What the task asks - Restate the data below word for word. Skip any images it contains.

The input -
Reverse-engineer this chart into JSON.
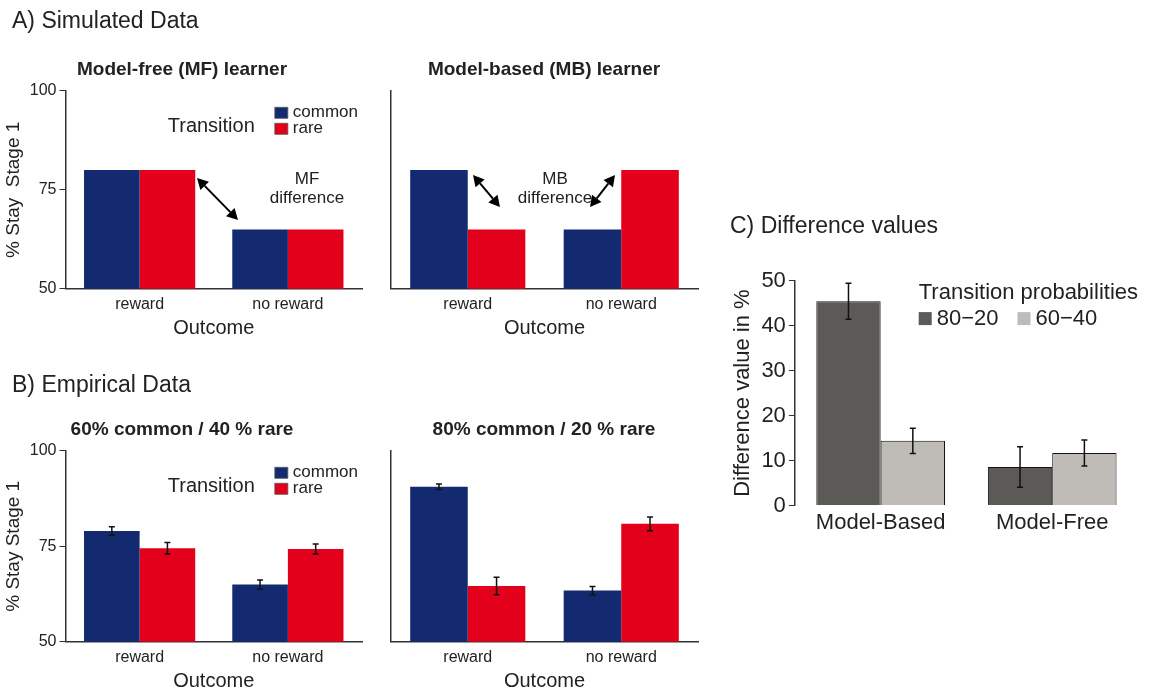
{
  "chart_data": [
    {
      "type": "bar",
      "title": "Model-free (MF) learner",
      "xlabel": "Outcome",
      "ylabel": "% Stay  Stage 1",
      "legend_title": "Transition",
      "annotations": [
        "A) Simulated Data",
        "MF difference"
      ],
      "categories": [
        "reward",
        "no reward"
      ],
      "series": [
        {
          "name": "common",
          "color": "#142a70",
          "values": [
            80,
            65
          ]
        },
        {
          "name": "rare",
          "color": "#e2001a",
          "values": [
            80,
            65
          ]
        }
      ],
      "ylim": [
        50,
        100
      ],
      "yticks": [
        50,
        75,
        100
      ],
      "grid": false,
      "legend": "top right"
    },
    {
      "type": "bar",
      "title": "Model-based (MB) learner",
      "xlabel": "Outcome",
      "annotations": [
        "MB difference"
      ],
      "categories": [
        "reward",
        "no reward"
      ],
      "series": [
        {
          "color": "#142a70",
          "values": [
            80,
            65
          ]
        },
        {
          "color": "#e2001a",
          "values": [
            65,
            80
          ]
        }
      ],
      "ylim": [
        50,
        100
      ],
      "yticks": [
        50,
        75,
        100
      ],
      "grid": false,
      "tick_labels": "x"
    },
    {
      "type": "bar",
      "title": "60% common / 40 % rare",
      "xlabel": "Outcome",
      "ylabel": "% Stay Stage 1",
      "legend_title": "Transition",
      "annotations": [
        "B) Empirical Data"
      ],
      "categories": [
        "reward",
        "no reward"
      ],
      "series": [
        {
          "name": "common",
          "color": "#142a70",
          "values": [
            79,
            65
          ],
          "errors": [
            1.1,
            1.2
          ]
        },
        {
          "name": "rare",
          "color": "#e2001a",
          "values": [
            74.5,
            74.3
          ],
          "errors": [
            1.5,
            1.3
          ]
        }
      ],
      "ylim": [
        50,
        100
      ],
      "yticks": [
        50,
        75,
        100
      ],
      "grid": false,
      "legend": "top right"
    },
    {
      "type": "bar",
      "title": "80% common / 20 % rare",
      "xlabel": "Outcome",
      "categories": [
        "reward",
        "no reward"
      ],
      "series": [
        {
          "color": "#142a70",
          "values": [
            90.6,
            63.4
          ],
          "errors": [
            0.7,
            1.1
          ]
        },
        {
          "color": "#e2001a",
          "values": [
            64.6,
            80.9
          ],
          "errors": [
            2.3,
            1.8
          ]
        }
      ],
      "ylim": [
        50,
        100
      ],
      "yticks": [
        50,
        75,
        100
      ],
      "grid": false,
      "tick_labels": "x"
    },
    {
      "type": "bar",
      "title": "C) Difference values",
      "ylabel": "Difference value in %",
      "legend_title": "Transition probabilities",
      "categories": [
        "Model-Based",
        "Model-Free"
      ],
      "series": [
        {
          "name": "80−20",
          "color": "#5b5a56",
          "values": [
            45.4,
            8.6
          ],
          "errors": [
            4.0,
            4.5
          ]
        },
        {
          "name": "60−40",
          "color": "#bfbcb8",
          "values": [
            14.4,
            11.7
          ],
          "errors": [
            2.8,
            2.9
          ]
        }
      ],
      "ylim": [
        0,
        50
      ],
      "yticks": [
        0,
        10,
        20,
        30,
        40,
        50
      ],
      "grid": false,
      "legend": "top right"
    }
  ]
}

Response for this exercise -
Reverse-engineer this chart into JSON.
{
  "chart_data": [
    {
      "type": "bar",
      "title": "Model-free (MF) learner",
      "xlabel": "Outcome",
      "ylabel": "% Stay  Stage 1",
      "legend_title": "Transition",
      "annotations": [
        "A) Simulated Data",
        "MF difference"
      ],
      "categories": [
        "reward",
        "no reward"
      ],
      "series": [
        {
          "name": "common",
          "color": "#142a70",
          "values": [
            80,
            65
          ]
        },
        {
          "name": "rare",
          "color": "#e2001a",
          "values": [
            80,
            65
          ]
        }
      ],
      "ylim": [
        50,
        100
      ],
      "yticks": [
        50,
        75,
        100
      ],
      "grid": false,
      "legend": "top right"
    },
    {
      "type": "bar",
      "title": "Model-based (MB) learner",
      "xlabel": "Outcome",
      "annotations": [
        "MB difference"
      ],
      "categories": [
        "reward",
        "no reward"
      ],
      "series": [
        {
          "color": "#142a70",
          "values": [
            80,
            65
          ]
        },
        {
          "color": "#e2001a",
          "values": [
            65,
            80
          ]
        }
      ],
      "ylim": [
        50,
        100
      ],
      "yticks": [
        50,
        75,
        100
      ],
      "grid": false,
      "tick_labels": "x"
    },
    {
      "type": "bar",
      "title": "60% common / 40 % rare",
      "xlabel": "Outcome",
      "ylabel": "% Stay Stage 1",
      "legend_title": "Transition",
      "annotations": [
        "B) Empirical Data"
      ],
      "categories": [
        "reward",
        "no reward"
      ],
      "series": [
        {
          "name": "common",
          "color": "#142a70",
          "values": [
            79,
            65
          ],
          "errors": [
            1.1,
            1.2
          ]
        },
        {
          "name": "rare",
          "color": "#e2001a",
          "values": [
            74.5,
            74.3
          ],
          "errors": [
            1.5,
            1.3
          ]
        }
      ],
      "ylim": [
        50,
        100
      ],
      "yticks": [
        50,
        75,
        100
      ],
      "grid": false,
      "legend": "top right"
    },
    {
      "type": "bar",
      "title": "80% common / 20 % rare",
      "xlabel": "Outcome",
      "categories": [
        "reward",
        "no reward"
      ],
      "series": [
        {
          "color": "#142a70",
          "values": [
            90.6,
            63.4
          ],
          "errors": [
            0.7,
            1.1
          ]
        },
        {
          "color": "#e2001a",
          "values": [
            64.6,
            80.9
          ],
          "errors": [
            2.3,
            1.8
          ]
        }
      ],
      "ylim": [
        50,
        100
      ],
      "yticks": [
        50,
        75,
        100
      ],
      "grid": false,
      "tick_labels": "x"
    },
    {
      "type": "bar",
      "title": "C) Difference values",
      "ylabel": "Difference value in %",
      "legend_title": "Transition probabilities",
      "categories": [
        "Model-Based",
        "Model-Free"
      ],
      "series": [
        {
          "name": "80−20",
          "color": "#5b5a56",
          "values": [
            45.4,
            8.6
          ],
          "errors": [
            4.0,
            4.5
          ]
        },
        {
          "name": "60−40",
          "color": "#bfbcb8",
          "values": [
            14.4,
            11.7
          ],
          "errors": [
            2.8,
            2.9
          ]
        }
      ],
      "ylim": [
        0,
        50
      ],
      "yticks": [
        0,
        10,
        20,
        30,
        40,
        50
      ],
      "grid": false,
      "legend": "top right"
    }
  ]
}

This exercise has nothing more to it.